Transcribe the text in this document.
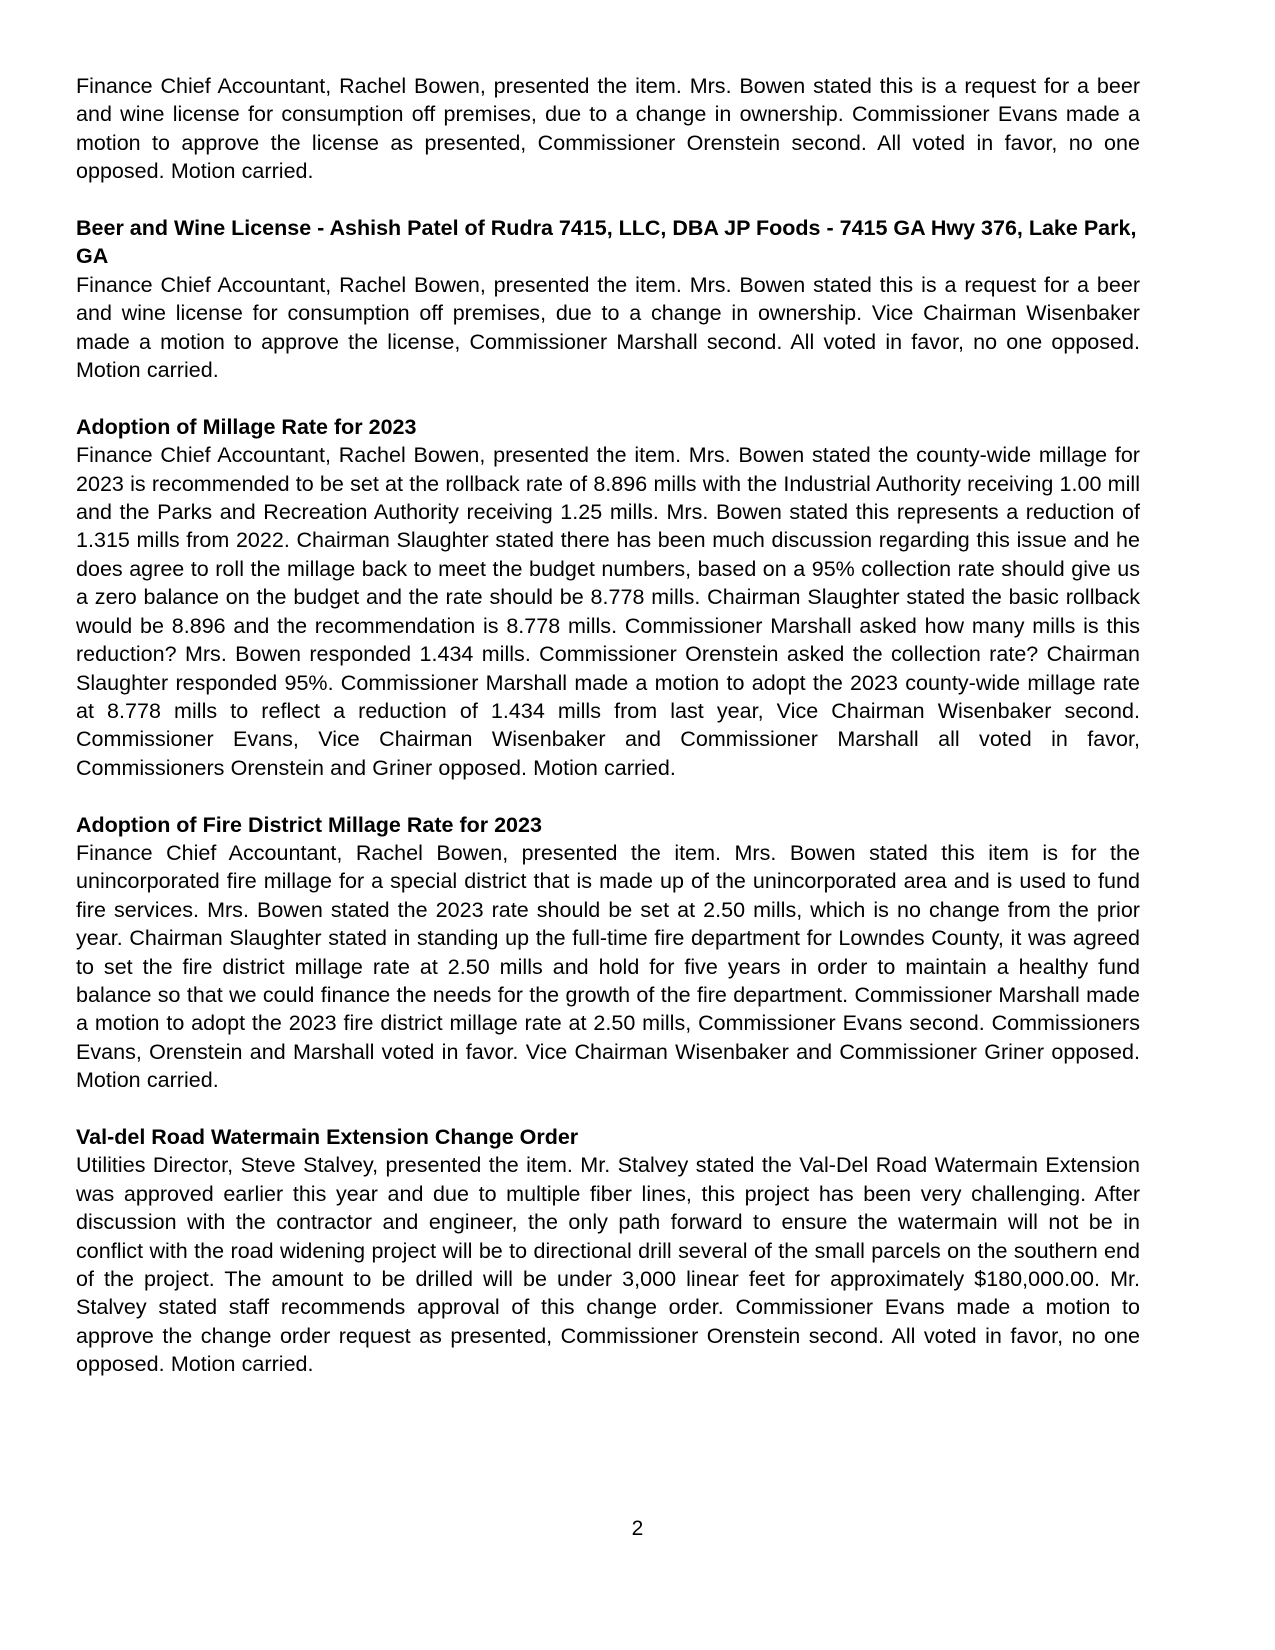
Finance Chief Accountant, Rachel Bowen, presented the item. Mrs. Bowen stated this is a request for a beer and wine license for consumption off premises, due to a change in ownership. Commissioner Evans made a motion to approve the license as presented, Commissioner Orenstein second. All voted in favor, no one opposed. Motion carried.

Beer and Wine License - Ashish Patel of Rudra 7415, LLC, DBA JP Foods - 7415 GA Hwy 376, Lake Park, GA

Finance Chief Accountant, Rachel Bowen, presented the item. Mrs. Bowen stated this is a request for a beer and wine license for consumption off premises, due to a change in ownership. Vice Chairman Wisenbaker made a motion to approve the license, Commissioner Marshall second. All voted in favor, no one opposed. Motion carried.

Adoption of Millage Rate for 2023

Finance Chief Accountant, Rachel Bowen, presented the item. Mrs. Bowen stated the county-wide millage for 2023 is recommended to be set at the rollback rate of 8.896 mills with the Industrial Authority receiving 1.00 mill and the Parks and Recreation Authority receiving 1.25 mills. Mrs. Bowen stated this represents a reduction of 1.315 mills from 2022. Chairman Slaughter stated there has been much discussion regarding this issue and he does agree to roll the millage back to meet the budget numbers, based on a 95% collection rate should give us a zero balance on the budget and the rate should be 8.778 mills. Chairman Slaughter stated the basic rollback would be 8.896 and the recommendation is 8.778 mills. Commissioner Marshall asked how many mills is this reduction? Mrs. Bowen responded 1.434 mills. Commissioner Orenstein asked the collection rate? Chairman Slaughter responded 95%. Commissioner Marshall made a motion to adopt the 2023 county-wide millage rate at 8.778 mills to reflect a reduction of 1.434 mills from last year, Vice Chairman Wisenbaker second. Commissioner Evans, Vice Chairman Wisenbaker and Commissioner Marshall all voted in favor, Commissioners Orenstein and Griner opposed. Motion carried.

Adoption of Fire District Millage Rate for 2023

Finance Chief Accountant, Rachel Bowen, presented the item. Mrs. Bowen stated this item is for the unincorporated fire millage for a special district that is made up of the unincorporated area and is used to fund fire services. Mrs. Bowen stated the 2023 rate should be set at 2.50 mills, which is no change from the prior year. Chairman Slaughter stated in standing up the full-time fire department for Lowndes County, it was agreed to set the fire district millage rate at 2.50 mills and hold for five years in order to maintain a healthy fund balance so that we could finance the needs for the growth of the fire department. Commissioner Marshall made a motion to adopt the 2023 fire district millage rate at 2.50 mills, Commissioner Evans second. Commissioners Evans, Orenstein and Marshall voted in favor. Vice Chairman Wisenbaker and Commissioner Griner opposed. Motion carried.

Val-del Road Watermain Extension Change Order

Utilities Director, Steve Stalvey, presented the item. Mr. Stalvey stated the Val-Del Road Watermain Extension was approved earlier this year and due to multiple fiber lines, this project has been very challenging. After discussion with the contractor and engineer, the only path forward to ensure the watermain will not be in conflict with the road widening project will be to directional drill several of the small parcels on the southern end of the project. The amount to be drilled will be under 3,000 linear feet for approximately $180,000.00. Mr. Stalvey stated staff recommends approval of this change order. Commissioner Evans made a motion to approve the change order request as presented, Commissioner Orenstein second. All voted in favor, no one opposed. Motion carried.

2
- - -
> What you need to do
Tally up the lines of the listing containing the word "Adoption". Give only the total.

> Task response
2